Given problem: Reproduce every line of the material below, but drop the pictures.

(Records from a data source)

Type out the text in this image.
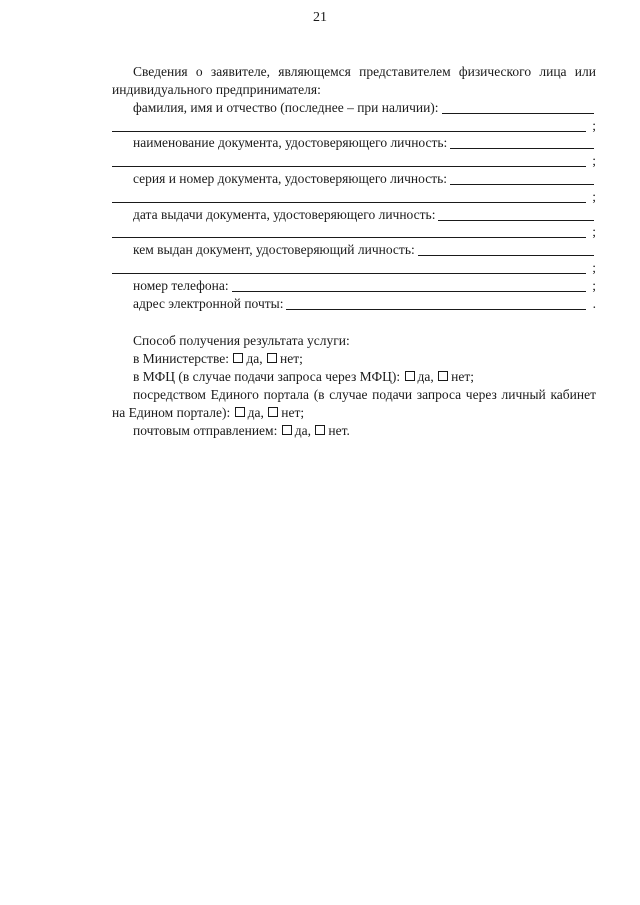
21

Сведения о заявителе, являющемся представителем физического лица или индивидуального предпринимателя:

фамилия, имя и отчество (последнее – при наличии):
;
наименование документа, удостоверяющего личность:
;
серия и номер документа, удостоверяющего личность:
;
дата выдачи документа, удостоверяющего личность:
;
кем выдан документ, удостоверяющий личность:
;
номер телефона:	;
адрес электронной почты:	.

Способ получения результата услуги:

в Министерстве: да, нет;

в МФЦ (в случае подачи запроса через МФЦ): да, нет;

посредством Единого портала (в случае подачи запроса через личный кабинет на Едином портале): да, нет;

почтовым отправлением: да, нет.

Written response:
Type out the text in this image.
21

Сведения о заявителе, являющемся представителем физического лица или индивидуального предпринимателя:

фамилия, имя и отчество (последнее – при наличии):
;
наименование документа, удостоверяющего личность:
;
серия и номер документа, удостоверяющего личность:
;
дата выдачи документа, удостоверяющего личность:
;
кем выдан документ, удостоверяющий личность:
;
номер телефона:	;
адрес электронной почты:	.

Способ получения результата услуги:

в Министерстве: да, нет;

в МФЦ (в случае подачи запроса через МФЦ): да, нет;

посредством Единого портала (в случае подачи запроса через личный кабинет на Едином портале): да, нет;

почтовым отправлением: да, нет.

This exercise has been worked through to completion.